## What to do
The records that follow should be retyped word for word.

## Records
· · · ·
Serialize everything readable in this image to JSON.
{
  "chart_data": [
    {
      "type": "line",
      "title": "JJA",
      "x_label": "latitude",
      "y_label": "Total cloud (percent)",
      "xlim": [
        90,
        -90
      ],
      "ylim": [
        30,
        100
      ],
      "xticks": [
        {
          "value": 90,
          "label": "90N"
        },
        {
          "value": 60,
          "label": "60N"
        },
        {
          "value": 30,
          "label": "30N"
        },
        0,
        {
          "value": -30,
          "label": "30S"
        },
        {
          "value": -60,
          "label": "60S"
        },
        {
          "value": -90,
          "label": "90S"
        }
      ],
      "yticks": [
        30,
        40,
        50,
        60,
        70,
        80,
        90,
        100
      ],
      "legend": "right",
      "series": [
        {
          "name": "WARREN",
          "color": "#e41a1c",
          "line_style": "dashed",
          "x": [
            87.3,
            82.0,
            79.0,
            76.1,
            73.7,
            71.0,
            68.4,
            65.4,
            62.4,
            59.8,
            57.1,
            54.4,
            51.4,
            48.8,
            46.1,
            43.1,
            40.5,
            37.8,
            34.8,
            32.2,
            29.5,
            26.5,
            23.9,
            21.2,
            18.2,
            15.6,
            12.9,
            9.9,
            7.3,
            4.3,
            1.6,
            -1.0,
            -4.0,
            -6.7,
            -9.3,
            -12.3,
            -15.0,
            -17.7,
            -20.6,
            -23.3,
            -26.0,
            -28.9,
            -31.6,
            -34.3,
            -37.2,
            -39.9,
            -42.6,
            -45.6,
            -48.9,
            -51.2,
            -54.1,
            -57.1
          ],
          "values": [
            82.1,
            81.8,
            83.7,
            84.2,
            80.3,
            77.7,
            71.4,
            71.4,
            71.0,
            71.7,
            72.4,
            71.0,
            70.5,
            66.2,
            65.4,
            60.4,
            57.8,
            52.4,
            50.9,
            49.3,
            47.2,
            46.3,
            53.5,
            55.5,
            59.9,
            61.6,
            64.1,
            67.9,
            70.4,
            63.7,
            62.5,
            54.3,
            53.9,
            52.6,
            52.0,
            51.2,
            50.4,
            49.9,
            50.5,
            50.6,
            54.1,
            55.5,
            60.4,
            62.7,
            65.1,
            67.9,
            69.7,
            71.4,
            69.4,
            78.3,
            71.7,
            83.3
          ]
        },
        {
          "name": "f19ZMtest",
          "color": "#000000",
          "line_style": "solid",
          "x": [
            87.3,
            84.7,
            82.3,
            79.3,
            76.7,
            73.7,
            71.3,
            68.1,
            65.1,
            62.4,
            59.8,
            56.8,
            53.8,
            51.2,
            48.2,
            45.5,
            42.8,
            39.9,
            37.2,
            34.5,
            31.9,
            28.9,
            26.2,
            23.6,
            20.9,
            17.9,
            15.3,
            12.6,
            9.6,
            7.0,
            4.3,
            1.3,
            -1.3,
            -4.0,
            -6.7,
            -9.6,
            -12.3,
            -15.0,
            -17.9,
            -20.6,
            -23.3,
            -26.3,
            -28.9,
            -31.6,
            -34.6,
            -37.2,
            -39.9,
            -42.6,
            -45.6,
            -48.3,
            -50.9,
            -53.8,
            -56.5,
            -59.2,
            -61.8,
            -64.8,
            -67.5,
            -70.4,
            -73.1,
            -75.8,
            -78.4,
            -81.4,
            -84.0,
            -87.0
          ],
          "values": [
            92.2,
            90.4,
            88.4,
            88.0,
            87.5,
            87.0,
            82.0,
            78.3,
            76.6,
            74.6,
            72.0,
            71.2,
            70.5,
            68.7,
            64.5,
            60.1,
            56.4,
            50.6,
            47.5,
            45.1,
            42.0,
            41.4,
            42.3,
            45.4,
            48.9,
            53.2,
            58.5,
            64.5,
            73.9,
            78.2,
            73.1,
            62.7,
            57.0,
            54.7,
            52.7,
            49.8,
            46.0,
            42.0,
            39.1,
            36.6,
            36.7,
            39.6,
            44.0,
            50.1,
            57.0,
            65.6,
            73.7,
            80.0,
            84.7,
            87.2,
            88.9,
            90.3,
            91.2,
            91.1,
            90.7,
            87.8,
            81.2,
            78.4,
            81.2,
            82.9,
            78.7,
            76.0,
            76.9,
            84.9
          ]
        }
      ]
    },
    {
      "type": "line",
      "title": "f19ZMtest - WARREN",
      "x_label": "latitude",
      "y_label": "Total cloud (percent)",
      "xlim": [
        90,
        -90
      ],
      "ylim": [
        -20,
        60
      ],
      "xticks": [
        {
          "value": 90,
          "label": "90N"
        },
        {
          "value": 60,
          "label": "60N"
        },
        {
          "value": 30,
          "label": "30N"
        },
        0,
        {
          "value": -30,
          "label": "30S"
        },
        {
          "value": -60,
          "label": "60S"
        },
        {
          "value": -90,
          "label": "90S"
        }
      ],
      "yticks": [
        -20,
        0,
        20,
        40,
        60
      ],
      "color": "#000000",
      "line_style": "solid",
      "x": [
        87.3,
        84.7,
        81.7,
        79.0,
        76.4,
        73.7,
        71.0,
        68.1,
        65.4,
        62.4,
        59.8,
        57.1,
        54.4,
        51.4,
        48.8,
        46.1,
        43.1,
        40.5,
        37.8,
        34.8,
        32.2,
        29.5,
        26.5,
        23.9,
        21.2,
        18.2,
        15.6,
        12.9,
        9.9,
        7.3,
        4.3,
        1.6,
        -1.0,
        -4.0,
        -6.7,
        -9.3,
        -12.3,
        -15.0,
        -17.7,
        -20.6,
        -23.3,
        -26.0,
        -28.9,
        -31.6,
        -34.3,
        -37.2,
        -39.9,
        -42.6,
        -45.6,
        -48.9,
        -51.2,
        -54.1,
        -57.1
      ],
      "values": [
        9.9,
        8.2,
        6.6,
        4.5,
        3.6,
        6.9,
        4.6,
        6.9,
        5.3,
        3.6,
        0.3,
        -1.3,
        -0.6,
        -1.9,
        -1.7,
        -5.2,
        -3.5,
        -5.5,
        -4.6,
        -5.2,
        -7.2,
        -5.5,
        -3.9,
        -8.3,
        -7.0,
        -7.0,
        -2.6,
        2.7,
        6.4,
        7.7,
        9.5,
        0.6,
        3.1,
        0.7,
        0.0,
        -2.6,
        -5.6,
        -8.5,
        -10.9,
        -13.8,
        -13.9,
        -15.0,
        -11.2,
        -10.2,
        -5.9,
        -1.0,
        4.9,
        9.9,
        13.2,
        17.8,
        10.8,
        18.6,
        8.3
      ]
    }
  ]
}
· · · ·
## Response to the exercise
Serialize everything readable in this image to JSON.
{
  "chart_data": [
    {
      "type": "line",
      "title": "JJA",
      "x_label": "latitude",
      "y_label": "Total cloud (percent)",
      "xlim": [
        90,
        -90
      ],
      "ylim": [
        30,
        100
      ],
      "xticks": [
        {
          "value": 90,
          "label": "90N"
        },
        {
          "value": 60,
          "label": "60N"
        },
        {
          "value": 30,
          "label": "30N"
        },
        0,
        {
          "value": -30,
          "label": "30S"
        },
        {
          "value": -60,
          "label": "60S"
        },
        {
          "value": -90,
          "label": "90S"
        }
      ],
      "yticks": [
        30,
        40,
        50,
        60,
        70,
        80,
        90,
        100
      ],
      "legend": "right",
      "series": [
        {
          "name": "WARREN",
          "color": "#e41a1c",
          "line_style": "dashed",
          "x": [
            87.3,
            82.0,
            79.0,
            76.1,
            73.7,
            71.0,
            68.4,
            65.4,
            62.4,
            59.8,
            57.1,
            54.4,
            51.4,
            48.8,
            46.1,
            43.1,
            40.5,
            37.8,
            34.8,
            32.2,
            29.5,
            26.5,
            23.9,
            21.2,
            18.2,
            15.6,
            12.9,
            9.9,
            7.3,
            4.3,
            1.6,
            -1.0,
            -4.0,
            -6.7,
            -9.3,
            -12.3,
            -15.0,
            -17.7,
            -20.6,
            -23.3,
            -26.0,
            -28.9,
            -31.6,
            -34.3,
            -37.2,
            -39.9,
            -42.6,
            -45.6,
            -48.9,
            -51.2,
            -54.1,
            -57.1
          ],
          "values": [
            82.1,
            81.8,
            83.7,
            84.2,
            80.3,
            77.7,
            71.4,
            71.4,
            71.0,
            71.7,
            72.4,
            71.0,
            70.5,
            66.2,
            65.4,
            60.4,
            57.8,
            52.4,
            50.9,
            49.3,
            47.2,
            46.3,
            53.5,
            55.5,
            59.9,
            61.6,
            64.1,
            67.9,
            70.4,
            63.7,
            62.5,
            54.3,
            53.9,
            52.6,
            52.0,
            51.2,
            50.4,
            49.9,
            50.5,
            50.6,
            54.1,
            55.5,
            60.4,
            62.7,
            65.1,
            67.9,
            69.7,
            71.4,
            69.4,
            78.3,
            71.7,
            83.3
          ]
        },
        {
          "name": "f19ZMtest",
          "color": "#000000",
          "line_style": "solid",
          "x": [
            87.3,
            84.7,
            82.3,
            79.3,
            76.7,
            73.7,
            71.3,
            68.1,
            65.1,
            62.4,
            59.8,
            56.8,
            53.8,
            51.2,
            48.2,
            45.5,
            42.8,
            39.9,
            37.2,
            34.5,
            31.9,
            28.9,
            26.2,
            23.6,
            20.9,
            17.9,
            15.3,
            12.6,
            9.6,
            7.0,
            4.3,
            1.3,
            -1.3,
            -4.0,
            -6.7,
            -9.6,
            -12.3,
            -15.0,
            -17.9,
            -20.6,
            -23.3,
            -26.3,
            -28.9,
            -31.6,
            -34.6,
            -37.2,
            -39.9,
            -42.6,
            -45.6,
            -48.3,
            -50.9,
            -53.8,
            -56.5,
            -59.2,
            -61.8,
            -64.8,
            -67.5,
            -70.4,
            -73.1,
            -75.8,
            -78.4,
            -81.4,
            -84.0,
            -87.0
          ],
          "values": [
            92.2,
            90.4,
            88.4,
            88.0,
            87.5,
            87.0,
            82.0,
            78.3,
            76.6,
            74.6,
            72.0,
            71.2,
            70.5,
            68.7,
            64.5,
            60.1,
            56.4,
            50.6,
            47.5,
            45.1,
            42.0,
            41.4,
            42.3,
            45.4,
            48.9,
            53.2,
            58.5,
            64.5,
            73.9,
            78.2,
            73.1,
            62.7,
            57.0,
            54.7,
            52.7,
            49.8,
            46.0,
            42.0,
            39.1,
            36.6,
            36.7,
            39.6,
            44.0,
            50.1,
            57.0,
            65.6,
            73.7,
            80.0,
            84.7,
            87.2,
            88.9,
            90.3,
            91.2,
            91.1,
            90.7,
            87.8,
            81.2,
            78.4,
            81.2,
            82.9,
            78.7,
            76.0,
            76.9,
            84.9
          ]
        }
      ]
    },
    {
      "type": "line",
      "title": "f19ZMtest - WARREN",
      "x_label": "latitude",
      "y_label": "Total cloud (percent)",
      "xlim": [
        90,
        -90
      ],
      "ylim": [
        -20,
        60
      ],
      "xticks": [
        {
          "value": 90,
          "label": "90N"
        },
        {
          "value": 60,
          "label": "60N"
        },
        {
          "value": 30,
          "label": "30N"
        },
        0,
        {
          "value": -30,
          "label": "30S"
        },
        {
          "value": -60,
          "label": "60S"
        },
        {
          "value": -90,
          "label": "90S"
        }
      ],
      "yticks": [
        -20,
        0,
        20,
        40,
        60
      ],
      "color": "#000000",
      "line_style": "solid",
      "x": [
        87.3,
        84.7,
        81.7,
        79.0,
        76.4,
        73.7,
        71.0,
        68.1,
        65.4,
        62.4,
        59.8,
        57.1,
        54.4,
        51.4,
        48.8,
        46.1,
        43.1,
        40.5,
        37.8,
        34.8,
        32.2,
        29.5,
        26.5,
        23.9,
        21.2,
        18.2,
        15.6,
        12.9,
        9.9,
        7.3,
        4.3,
        1.6,
        -1.0,
        -4.0,
        -6.7,
        -9.3,
        -12.3,
        -15.0,
        -17.7,
        -20.6,
        -23.3,
        -26.0,
        -28.9,
        -31.6,
        -34.3,
        -37.2,
        -39.9,
        -42.6,
        -45.6,
        -48.9,
        -51.2,
        -54.1,
        -57.1
      ],
      "values": [
        9.9,
        8.2,
        6.6,
        4.5,
        3.6,
        6.9,
        4.6,
        6.9,
        5.3,
        3.6,
        0.3,
        -1.3,
        -0.6,
        -1.9,
        -1.7,
        -5.2,
        -3.5,
        -5.5,
        -4.6,
        -5.2,
        -7.2,
        -5.5,
        -3.9,
        -8.3,
        -7.0,
        -7.0,
        -2.6,
        2.7,
        6.4,
        7.7,
        9.5,
        0.6,
        3.1,
        0.7,
        0.0,
        -2.6,
        -5.6,
        -8.5,
        -10.9,
        -13.8,
        -13.9,
        -15.0,
        -11.2,
        -10.2,
        -5.9,
        -1.0,
        4.9,
        9.9,
        13.2,
        17.8,
        10.8,
        18.6,
        8.3
      ]
    }
  ]
}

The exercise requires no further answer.